Reproduce all entries precisely as they are written.

------------------------------------------------------------------------

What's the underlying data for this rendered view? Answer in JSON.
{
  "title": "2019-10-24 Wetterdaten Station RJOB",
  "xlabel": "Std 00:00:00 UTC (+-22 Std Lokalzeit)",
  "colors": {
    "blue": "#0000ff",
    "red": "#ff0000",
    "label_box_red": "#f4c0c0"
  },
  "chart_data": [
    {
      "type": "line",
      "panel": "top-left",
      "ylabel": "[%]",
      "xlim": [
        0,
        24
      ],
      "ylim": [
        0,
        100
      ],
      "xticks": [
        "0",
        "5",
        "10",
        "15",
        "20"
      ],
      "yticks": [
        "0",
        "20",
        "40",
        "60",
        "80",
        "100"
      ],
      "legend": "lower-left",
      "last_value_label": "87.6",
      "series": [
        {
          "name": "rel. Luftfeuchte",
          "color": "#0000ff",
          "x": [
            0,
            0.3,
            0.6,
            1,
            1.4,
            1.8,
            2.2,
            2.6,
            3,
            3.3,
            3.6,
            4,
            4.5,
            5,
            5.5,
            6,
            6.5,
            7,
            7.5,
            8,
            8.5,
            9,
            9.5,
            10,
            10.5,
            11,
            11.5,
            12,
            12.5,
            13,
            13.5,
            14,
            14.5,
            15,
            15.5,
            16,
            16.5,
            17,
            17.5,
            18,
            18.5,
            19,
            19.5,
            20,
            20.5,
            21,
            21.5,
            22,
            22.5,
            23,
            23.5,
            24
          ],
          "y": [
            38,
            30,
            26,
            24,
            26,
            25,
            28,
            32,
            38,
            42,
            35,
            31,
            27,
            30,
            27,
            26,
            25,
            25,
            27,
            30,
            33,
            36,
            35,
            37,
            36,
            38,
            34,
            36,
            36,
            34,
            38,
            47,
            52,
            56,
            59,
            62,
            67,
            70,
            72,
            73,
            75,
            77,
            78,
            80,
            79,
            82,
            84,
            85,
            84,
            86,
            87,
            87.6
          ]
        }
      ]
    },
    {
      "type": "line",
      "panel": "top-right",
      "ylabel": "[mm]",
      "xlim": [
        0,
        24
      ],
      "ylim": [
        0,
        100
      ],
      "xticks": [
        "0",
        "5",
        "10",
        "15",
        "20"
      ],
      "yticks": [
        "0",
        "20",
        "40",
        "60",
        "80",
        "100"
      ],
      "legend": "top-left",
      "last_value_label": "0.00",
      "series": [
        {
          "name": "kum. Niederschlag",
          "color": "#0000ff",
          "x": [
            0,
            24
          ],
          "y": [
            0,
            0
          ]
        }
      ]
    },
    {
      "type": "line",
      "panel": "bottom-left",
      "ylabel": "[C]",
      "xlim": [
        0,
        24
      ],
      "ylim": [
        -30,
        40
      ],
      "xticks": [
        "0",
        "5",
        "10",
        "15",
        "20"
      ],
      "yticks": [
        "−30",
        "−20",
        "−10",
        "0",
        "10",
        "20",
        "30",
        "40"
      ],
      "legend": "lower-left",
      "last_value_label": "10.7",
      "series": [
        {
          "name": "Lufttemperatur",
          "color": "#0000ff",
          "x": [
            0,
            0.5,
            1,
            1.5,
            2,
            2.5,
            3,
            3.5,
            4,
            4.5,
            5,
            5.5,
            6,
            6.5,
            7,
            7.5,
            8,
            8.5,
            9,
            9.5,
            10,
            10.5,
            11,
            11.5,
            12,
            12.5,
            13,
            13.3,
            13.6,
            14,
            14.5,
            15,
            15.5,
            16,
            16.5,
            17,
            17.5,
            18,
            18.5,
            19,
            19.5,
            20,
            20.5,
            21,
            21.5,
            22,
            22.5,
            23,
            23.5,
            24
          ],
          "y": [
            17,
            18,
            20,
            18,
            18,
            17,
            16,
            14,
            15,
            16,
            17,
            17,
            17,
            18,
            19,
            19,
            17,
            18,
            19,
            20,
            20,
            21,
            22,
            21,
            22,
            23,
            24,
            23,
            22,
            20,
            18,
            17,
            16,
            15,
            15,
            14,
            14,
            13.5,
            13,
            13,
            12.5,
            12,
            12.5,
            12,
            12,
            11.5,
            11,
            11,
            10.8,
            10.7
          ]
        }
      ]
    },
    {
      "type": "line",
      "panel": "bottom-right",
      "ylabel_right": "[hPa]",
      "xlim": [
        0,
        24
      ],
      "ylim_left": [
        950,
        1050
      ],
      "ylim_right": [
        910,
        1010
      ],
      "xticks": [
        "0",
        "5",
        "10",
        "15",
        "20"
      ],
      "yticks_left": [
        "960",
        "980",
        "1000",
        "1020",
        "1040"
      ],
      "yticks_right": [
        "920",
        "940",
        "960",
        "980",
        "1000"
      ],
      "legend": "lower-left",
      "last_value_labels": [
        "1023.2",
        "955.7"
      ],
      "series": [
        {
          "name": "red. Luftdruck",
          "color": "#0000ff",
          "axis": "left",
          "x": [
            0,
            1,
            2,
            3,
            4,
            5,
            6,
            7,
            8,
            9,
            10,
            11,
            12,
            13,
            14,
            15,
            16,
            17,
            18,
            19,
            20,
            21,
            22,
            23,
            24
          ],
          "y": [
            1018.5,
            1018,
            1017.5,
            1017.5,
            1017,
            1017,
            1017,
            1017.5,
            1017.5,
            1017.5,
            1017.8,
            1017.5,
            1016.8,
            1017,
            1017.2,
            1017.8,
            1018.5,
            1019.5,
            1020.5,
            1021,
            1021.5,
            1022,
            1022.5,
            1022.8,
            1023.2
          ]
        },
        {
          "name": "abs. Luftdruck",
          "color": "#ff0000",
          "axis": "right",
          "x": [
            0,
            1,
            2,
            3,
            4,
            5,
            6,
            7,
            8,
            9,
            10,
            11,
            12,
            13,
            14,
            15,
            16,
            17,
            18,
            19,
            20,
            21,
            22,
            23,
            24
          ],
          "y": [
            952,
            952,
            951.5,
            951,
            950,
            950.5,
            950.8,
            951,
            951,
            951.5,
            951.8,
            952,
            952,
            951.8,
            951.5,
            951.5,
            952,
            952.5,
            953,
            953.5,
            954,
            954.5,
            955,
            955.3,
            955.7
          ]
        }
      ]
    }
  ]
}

------------------------------------------------------------------------

* Written solution:
What's the underlying data for this rendered view? Answer in JSON.
{
  "title": "2019-10-24 Wetterdaten Station RJOB",
  "xlabel": "Std 00:00:00 UTC (+-22 Std Lokalzeit)",
  "colors": {
    "blue": "#0000ff",
    "red": "#ff0000",
    "label_box_red": "#f4c0c0"
  },
  "chart_data": [
    {
      "type": "line",
      "panel": "top-left",
      "ylabel": "[%]",
      "xlim": [
        0,
        24
      ],
      "ylim": [
        0,
        100
      ],
      "xticks": [
        "0",
        "5",
        "10",
        "15",
        "20"
      ],
      "yticks": [
        "0",
        "20",
        "40",
        "60",
        "80",
        "100"
      ],
      "legend": "lower-left",
      "last_value_label": "87.6",
      "series": [
        {
          "name": "rel. Luftfeuchte",
          "color": "#0000ff",
          "x": [
            0,
            0.3,
            0.6,
            1,
            1.4,
            1.8,
            2.2,
            2.6,
            3,
            3.3,
            3.6,
            4,
            4.5,
            5,
            5.5,
            6,
            6.5,
            7,
            7.5,
            8,
            8.5,
            9,
            9.5,
            10,
            10.5,
            11,
            11.5,
            12,
            12.5,
            13,
            13.5,
            14,
            14.5,
            15,
            15.5,
            16,
            16.5,
            17,
            17.5,
            18,
            18.5,
            19,
            19.5,
            20,
            20.5,
            21,
            21.5,
            22,
            22.5,
            23,
            23.5,
            24
          ],
          "y": [
            38,
            30,
            26,
            24,
            26,
            25,
            28,
            32,
            38,
            42,
            35,
            31,
            27,
            30,
            27,
            26,
            25,
            25,
            27,
            30,
            33,
            36,
            35,
            37,
            36,
            38,
            34,
            36,
            36,
            34,
            38,
            47,
            52,
            56,
            59,
            62,
            67,
            70,
            72,
            73,
            75,
            77,
            78,
            80,
            79,
            82,
            84,
            85,
            84,
            86,
            87,
            87.6
          ]
        }
      ]
    },
    {
      "type": "line",
      "panel": "top-right",
      "ylabel": "[mm]",
      "xlim": [
        0,
        24
      ],
      "ylim": [
        0,
        100
      ],
      "xticks": [
        "0",
        "5",
        "10",
        "15",
        "20"
      ],
      "yticks": [
        "0",
        "20",
        "40",
        "60",
        "80",
        "100"
      ],
      "legend": "top-left",
      "last_value_label": "0.00",
      "series": [
        {
          "name": "kum. Niederschlag",
          "color": "#0000ff",
          "x": [
            0,
            24
          ],
          "y": [
            0,
            0
          ]
        }
      ]
    },
    {
      "type": "line",
      "panel": "bottom-left",
      "ylabel": "[C]",
      "xlim": [
        0,
        24
      ],
      "ylim": [
        -30,
        40
      ],
      "xticks": [
        "0",
        "5",
        "10",
        "15",
        "20"
      ],
      "yticks": [
        "−30",
        "−20",
        "−10",
        "0",
        "10",
        "20",
        "30",
        "40"
      ],
      "legend": "lower-left",
      "last_value_label": "10.7",
      "series": [
        {
          "name": "Lufttemperatur",
          "color": "#0000ff",
          "x": [
            0,
            0.5,
            1,
            1.5,
            2,
            2.5,
            3,
            3.5,
            4,
            4.5,
            5,
            5.5,
            6,
            6.5,
            7,
            7.5,
            8,
            8.5,
            9,
            9.5,
            10,
            10.5,
            11,
            11.5,
            12,
            12.5,
            13,
            13.3,
            13.6,
            14,
            14.5,
            15,
            15.5,
            16,
            16.5,
            17,
            17.5,
            18,
            18.5,
            19,
            19.5,
            20,
            20.5,
            21,
            21.5,
            22,
            22.5,
            23,
            23.5,
            24
          ],
          "y": [
            17,
            18,
            20,
            18,
            18,
            17,
            16,
            14,
            15,
            16,
            17,
            17,
            17,
            18,
            19,
            19,
            17,
            18,
            19,
            20,
            20,
            21,
            22,
            21,
            22,
            23,
            24,
            23,
            22,
            20,
            18,
            17,
            16,
            15,
            15,
            14,
            14,
            13.5,
            13,
            13,
            12.5,
            12,
            12.5,
            12,
            12,
            11.5,
            11,
            11,
            10.8,
            10.7
          ]
        }
      ]
    },
    {
      "type": "line",
      "panel": "bottom-right",
      "ylabel_right": "[hPa]",
      "xlim": [
        0,
        24
      ],
      "ylim_left": [
        950,
        1050
      ],
      "ylim_right": [
        910,
        1010
      ],
      "xticks": [
        "0",
        "5",
        "10",
        "15",
        "20"
      ],
      "yticks_left": [
        "960",
        "980",
        "1000",
        "1020",
        "1040"
      ],
      "yticks_right": [
        "920",
        "940",
        "960",
        "980",
        "1000"
      ],
      "legend": "lower-left",
      "last_value_labels": [
        "1023.2",
        "955.7"
      ],
      "series": [
        {
          "name": "red. Luftdruck",
          "color": "#0000ff",
          "axis": "left",
          "x": [
            0,
            1,
            2,
            3,
            4,
            5,
            6,
            7,
            8,
            9,
            10,
            11,
            12,
            13,
            14,
            15,
            16,
            17,
            18,
            19,
            20,
            21,
            22,
            23,
            24
          ],
          "y": [
            1018.5,
            1018,
            1017.5,
            1017.5,
            1017,
            1017,
            1017,
            1017.5,
            1017.5,
            1017.5,
            1017.8,
            1017.5,
            1016.8,
            1017,
            1017.2,
            1017.8,
            1018.5,
            1019.5,
            1020.5,
            1021,
            1021.5,
            1022,
            1022.5,
            1022.8,
            1023.2
          ]
        },
        {
          "name": "abs. Luftdruck",
          "color": "#ff0000",
          "axis": "right",
          "x": [
            0,
            1,
            2,
            3,
            4,
            5,
            6,
            7,
            8,
            9,
            10,
            11,
            12,
            13,
            14,
            15,
            16,
            17,
            18,
            19,
            20,
            21,
            22,
            23,
            24
          ],
          "y": [
            952,
            952,
            951.5,
            951,
            950,
            950.5,
            950.8,
            951,
            951,
            951.5,
            951.8,
            952,
            952,
            951.8,
            951.5,
            951.5,
            952,
            952.5,
            953,
            953.5,
            954,
            954.5,
            955,
            955.3,
            955.7
          ]
        }
      ]
    }
  ]
}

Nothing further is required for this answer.